▸ **EXERCISE**
Transcribe the records in full, keeping every character as it is.

[Rows from a figure dataset]

_ _ _ _ _

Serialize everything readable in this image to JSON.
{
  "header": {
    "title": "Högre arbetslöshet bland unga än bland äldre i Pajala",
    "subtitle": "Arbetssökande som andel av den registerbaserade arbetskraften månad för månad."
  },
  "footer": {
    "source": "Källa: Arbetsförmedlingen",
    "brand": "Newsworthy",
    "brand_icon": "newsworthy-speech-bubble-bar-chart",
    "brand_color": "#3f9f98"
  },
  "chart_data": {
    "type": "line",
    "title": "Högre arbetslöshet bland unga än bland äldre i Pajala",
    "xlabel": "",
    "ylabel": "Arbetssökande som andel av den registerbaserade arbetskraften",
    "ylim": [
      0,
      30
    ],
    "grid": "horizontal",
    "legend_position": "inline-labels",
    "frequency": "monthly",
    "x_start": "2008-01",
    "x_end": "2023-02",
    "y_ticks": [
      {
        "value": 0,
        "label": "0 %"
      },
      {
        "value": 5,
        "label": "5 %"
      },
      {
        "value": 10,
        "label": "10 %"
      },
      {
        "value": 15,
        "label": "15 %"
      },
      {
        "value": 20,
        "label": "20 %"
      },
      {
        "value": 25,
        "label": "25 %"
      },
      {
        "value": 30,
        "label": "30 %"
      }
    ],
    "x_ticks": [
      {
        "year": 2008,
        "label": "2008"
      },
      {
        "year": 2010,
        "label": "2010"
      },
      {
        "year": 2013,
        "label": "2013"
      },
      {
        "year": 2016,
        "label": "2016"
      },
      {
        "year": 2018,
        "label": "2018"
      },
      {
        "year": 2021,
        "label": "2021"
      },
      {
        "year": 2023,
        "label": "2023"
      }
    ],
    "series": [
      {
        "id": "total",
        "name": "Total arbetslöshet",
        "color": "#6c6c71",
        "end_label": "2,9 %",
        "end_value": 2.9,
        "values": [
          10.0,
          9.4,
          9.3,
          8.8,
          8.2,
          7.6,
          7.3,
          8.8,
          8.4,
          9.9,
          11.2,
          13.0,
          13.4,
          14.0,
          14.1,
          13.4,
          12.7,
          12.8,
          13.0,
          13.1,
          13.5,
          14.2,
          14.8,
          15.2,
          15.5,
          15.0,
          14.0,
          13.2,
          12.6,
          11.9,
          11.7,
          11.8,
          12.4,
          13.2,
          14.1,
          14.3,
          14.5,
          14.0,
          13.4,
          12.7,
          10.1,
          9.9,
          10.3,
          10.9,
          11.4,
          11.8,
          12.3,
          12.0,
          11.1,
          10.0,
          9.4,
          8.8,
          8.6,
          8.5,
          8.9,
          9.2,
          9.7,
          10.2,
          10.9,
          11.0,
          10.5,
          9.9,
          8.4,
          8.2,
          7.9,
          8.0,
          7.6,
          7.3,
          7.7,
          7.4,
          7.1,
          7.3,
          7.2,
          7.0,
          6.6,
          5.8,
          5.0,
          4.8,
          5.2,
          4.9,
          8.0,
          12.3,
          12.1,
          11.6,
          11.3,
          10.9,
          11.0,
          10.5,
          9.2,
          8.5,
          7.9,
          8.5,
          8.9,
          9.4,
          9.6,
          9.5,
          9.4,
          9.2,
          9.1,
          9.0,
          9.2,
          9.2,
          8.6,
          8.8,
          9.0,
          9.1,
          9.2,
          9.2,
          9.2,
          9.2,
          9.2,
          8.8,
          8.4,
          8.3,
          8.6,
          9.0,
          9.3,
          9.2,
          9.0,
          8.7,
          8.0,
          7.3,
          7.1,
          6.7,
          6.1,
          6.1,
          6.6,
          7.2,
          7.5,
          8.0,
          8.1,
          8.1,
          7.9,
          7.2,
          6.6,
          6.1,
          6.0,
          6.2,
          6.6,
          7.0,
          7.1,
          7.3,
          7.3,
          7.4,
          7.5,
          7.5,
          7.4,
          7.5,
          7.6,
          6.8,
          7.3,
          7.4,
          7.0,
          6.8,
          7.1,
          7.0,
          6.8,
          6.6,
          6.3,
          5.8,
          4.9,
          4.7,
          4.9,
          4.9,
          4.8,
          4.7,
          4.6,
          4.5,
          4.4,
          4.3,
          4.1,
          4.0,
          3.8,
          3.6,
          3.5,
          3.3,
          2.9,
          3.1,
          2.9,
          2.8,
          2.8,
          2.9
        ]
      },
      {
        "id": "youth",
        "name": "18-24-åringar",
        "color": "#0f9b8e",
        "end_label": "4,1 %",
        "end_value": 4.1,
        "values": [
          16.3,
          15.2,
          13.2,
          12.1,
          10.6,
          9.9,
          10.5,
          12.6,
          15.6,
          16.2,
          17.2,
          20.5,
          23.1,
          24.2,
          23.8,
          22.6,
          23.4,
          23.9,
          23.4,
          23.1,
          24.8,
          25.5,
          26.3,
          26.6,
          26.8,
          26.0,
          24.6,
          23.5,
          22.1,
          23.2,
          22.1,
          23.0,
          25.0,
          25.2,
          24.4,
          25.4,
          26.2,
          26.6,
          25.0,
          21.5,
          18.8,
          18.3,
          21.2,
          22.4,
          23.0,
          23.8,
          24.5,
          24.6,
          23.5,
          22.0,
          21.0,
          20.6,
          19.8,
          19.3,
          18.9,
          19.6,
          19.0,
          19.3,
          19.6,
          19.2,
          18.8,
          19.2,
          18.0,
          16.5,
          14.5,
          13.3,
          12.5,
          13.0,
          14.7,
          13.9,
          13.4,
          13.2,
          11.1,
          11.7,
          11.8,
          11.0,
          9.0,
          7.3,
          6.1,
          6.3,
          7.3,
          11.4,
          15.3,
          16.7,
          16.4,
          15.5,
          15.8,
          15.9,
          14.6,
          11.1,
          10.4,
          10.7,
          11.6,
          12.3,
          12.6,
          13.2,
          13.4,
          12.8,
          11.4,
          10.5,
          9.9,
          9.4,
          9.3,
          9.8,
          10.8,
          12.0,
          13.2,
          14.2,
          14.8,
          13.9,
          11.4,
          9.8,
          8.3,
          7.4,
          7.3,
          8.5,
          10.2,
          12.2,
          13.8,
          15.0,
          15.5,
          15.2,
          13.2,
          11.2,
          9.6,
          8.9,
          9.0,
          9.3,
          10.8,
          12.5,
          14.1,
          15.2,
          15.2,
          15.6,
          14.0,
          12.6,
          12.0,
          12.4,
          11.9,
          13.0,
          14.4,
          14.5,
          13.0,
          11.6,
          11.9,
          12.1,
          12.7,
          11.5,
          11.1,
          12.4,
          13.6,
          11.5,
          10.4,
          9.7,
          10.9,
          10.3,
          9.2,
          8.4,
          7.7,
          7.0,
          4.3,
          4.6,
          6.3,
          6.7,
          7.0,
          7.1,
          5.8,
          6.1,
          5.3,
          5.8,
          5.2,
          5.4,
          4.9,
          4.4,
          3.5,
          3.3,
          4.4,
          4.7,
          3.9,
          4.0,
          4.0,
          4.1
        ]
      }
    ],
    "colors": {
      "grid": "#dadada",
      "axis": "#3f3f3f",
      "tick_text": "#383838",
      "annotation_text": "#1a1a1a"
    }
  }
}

_ _ _ _ _

▸ **RIGHT ANSWER**
Serialize everything readable in this image to JSON.
{
  "header": {
    "title": "Högre arbetslöshet bland unga än bland äldre i Pajala",
    "subtitle": "Arbetssökande som andel av den registerbaserade arbetskraften månad för månad."
  },
  "footer": {
    "source": "Källa: Arbetsförmedlingen",
    "brand": "Newsworthy",
    "brand_icon": "newsworthy-speech-bubble-bar-chart",
    "brand_color": "#3f9f98"
  },
  "chart_data": {
    "type": "line",
    "title": "Högre arbetslöshet bland unga än bland äldre i Pajala",
    "xlabel": "",
    "ylabel": "Arbetssökande som andel av den registerbaserade arbetskraften",
    "ylim": [
      0,
      30
    ],
    "grid": "horizontal",
    "legend_position": "inline-labels",
    "frequency": "monthly",
    "x_start": "2008-01",
    "x_end": "2023-02",
    "y_ticks": [
      {
        "value": 0,
        "label": "0 %"
      },
      {
        "value": 5,
        "label": "5 %"
      },
      {
        "value": 10,
        "label": "10 %"
      },
      {
        "value": 15,
        "label": "15 %"
      },
      {
        "value": 20,
        "label": "20 %"
      },
      {
        "value": 25,
        "label": "25 %"
      },
      {
        "value": 30,
        "label": "30 %"
      }
    ],
    "x_ticks": [
      {
        "year": 2008,
        "label": "2008"
      },
      {
        "year": 2010,
        "label": "2010"
      },
      {
        "year": 2013,
        "label": "2013"
      },
      {
        "year": 2016,
        "label": "2016"
      },
      {
        "year": 2018,
        "label": "2018"
      },
      {
        "year": 2021,
        "label": "2021"
      },
      {
        "year": 2023,
        "label": "2023"
      }
    ],
    "series": [
      {
        "id": "total",
        "name": "Total arbetslöshet",
        "color": "#6c6c71",
        "end_label": "2,9 %",
        "end_value": 2.9,
        "values": [
          10.0,
          9.4,
          9.3,
          8.8,
          8.2,
          7.6,
          7.3,
          8.8,
          8.4,
          9.9,
          11.2,
          13.0,
          13.4,
          14.0,
          14.1,
          13.4,
          12.7,
          12.8,
          13.0,
          13.1,
          13.5,
          14.2,
          14.8,
          15.2,
          15.5,
          15.0,
          14.0,
          13.2,
          12.6,
          11.9,
          11.7,
          11.8,
          12.4,
          13.2,
          14.1,
          14.3,
          14.5,
          14.0,
          13.4,
          12.7,
          10.1,
          9.9,
          10.3,
          10.9,
          11.4,
          11.8,
          12.3,
          12.0,
          11.1,
          10.0,
          9.4,
          8.8,
          8.6,
          8.5,
          8.9,
          9.2,
          9.7,
          10.2,
          10.9,
          11.0,
          10.5,
          9.9,
          8.4,
          8.2,
          7.9,
          8.0,
          7.6,
          7.3,
          7.7,
          7.4,
          7.1,
          7.3,
          7.2,
          7.0,
          6.6,
          5.8,
          5.0,
          4.8,
          5.2,
          4.9,
          8.0,
          12.3,
          12.1,
          11.6,
          11.3,
          10.9,
          11.0,
          10.5,
          9.2,
          8.5,
          7.9,
          8.5,
          8.9,
          9.4,
          9.6,
          9.5,
          9.4,
          9.2,
          9.1,
          9.0,
          9.2,
          9.2,
          8.6,
          8.8,
          9.0,
          9.1,
          9.2,
          9.2,
          9.2,
          9.2,
          9.2,
          8.8,
          8.4,
          8.3,
          8.6,
          9.0,
          9.3,
          9.2,
          9.0,
          8.7,
          8.0,
          7.3,
          7.1,
          6.7,
          6.1,
          6.1,
          6.6,
          7.2,
          7.5,
          8.0,
          8.1,
          8.1,
          7.9,
          7.2,
          6.6,
          6.1,
          6.0,
          6.2,
          6.6,
          7.0,
          7.1,
          7.3,
          7.3,
          7.4,
          7.5,
          7.5,
          7.4,
          7.5,
          7.6,
          6.8,
          7.3,
          7.4,
          7.0,
          6.8,
          7.1,
          7.0,
          6.8,
          6.6,
          6.3,
          5.8,
          4.9,
          4.7,
          4.9,
          4.9,
          4.8,
          4.7,
          4.6,
          4.5,
          4.4,
          4.3,
          4.1,
          4.0,
          3.8,
          3.6,
          3.5,
          3.3,
          2.9,
          3.1,
          2.9,
          2.8,
          2.8,
          2.9
        ]
      },
      {
        "id": "youth",
        "name": "18-24-åringar",
        "color": "#0f9b8e",
        "end_label": "4,1 %",
        "end_value": 4.1,
        "values": [
          16.3,
          15.2,
          13.2,
          12.1,
          10.6,
          9.9,
          10.5,
          12.6,
          15.6,
          16.2,
          17.2,
          20.5,
          23.1,
          24.2,
          23.8,
          22.6,
          23.4,
          23.9,
          23.4,
          23.1,
          24.8,
          25.5,
          26.3,
          26.6,
          26.8,
          26.0,
          24.6,
          23.5,
          22.1,
          23.2,
          22.1,
          23.0,
          25.0,
          25.2,
          24.4,
          25.4,
          26.2,
          26.6,
          25.0,
          21.5,
          18.8,
          18.3,
          21.2,
          22.4,
          23.0,
          23.8,
          24.5,
          24.6,
          23.5,
          22.0,
          21.0,
          20.6,
          19.8,
          19.3,
          18.9,
          19.6,
          19.0,
          19.3,
          19.6,
          19.2,
          18.8,
          19.2,
          18.0,
          16.5,
          14.5,
          13.3,
          12.5,
          13.0,
          14.7,
          13.9,
          13.4,
          13.2,
          11.1,
          11.7,
          11.8,
          11.0,
          9.0,
          7.3,
          6.1,
          6.3,
          7.3,
          11.4,
          15.3,
          16.7,
          16.4,
          15.5,
          15.8,
          15.9,
          14.6,
          11.1,
          10.4,
          10.7,
          11.6,
          12.3,
          12.6,
          13.2,
          13.4,
          12.8,
          11.4,
          10.5,
          9.9,
          9.4,
          9.3,
          9.8,
          10.8,
          12.0,
          13.2,
          14.2,
          14.8,
          13.9,
          11.4,
          9.8,
          8.3,
          7.4,
          7.3,
          8.5,
          10.2,
          12.2,
          13.8,
          15.0,
          15.5,
          15.2,
          13.2,
          11.2,
          9.6,
          8.9,
          9.0,
          9.3,
          10.8,
          12.5,
          14.1,
          15.2,
          15.2,
          15.6,
          14.0,
          12.6,
          12.0,
          12.4,
          11.9,
          13.0,
          14.4,
          14.5,
          13.0,
          11.6,
          11.9,
          12.1,
          12.7,
          11.5,
          11.1,
          12.4,
          13.6,
          11.5,
          10.4,
          9.7,
          10.9,
          10.3,
          9.2,
          8.4,
          7.7,
          7.0,
          4.3,
          4.6,
          6.3,
          6.7,
          7.0,
          7.1,
          5.8,
          6.1,
          5.3,
          5.8,
          5.2,
          5.4,
          4.9,
          4.4,
          3.5,
          3.3,
          4.4,
          4.7,
          3.9,
          4.0,
          4.0,
          4.1
        ]
      }
    ],
    "colors": {
      "grid": "#dadada",
      "axis": "#3f3f3f",
      "tick_text": "#383838",
      "annotation_text": "#1a1a1a"
    }
  }
}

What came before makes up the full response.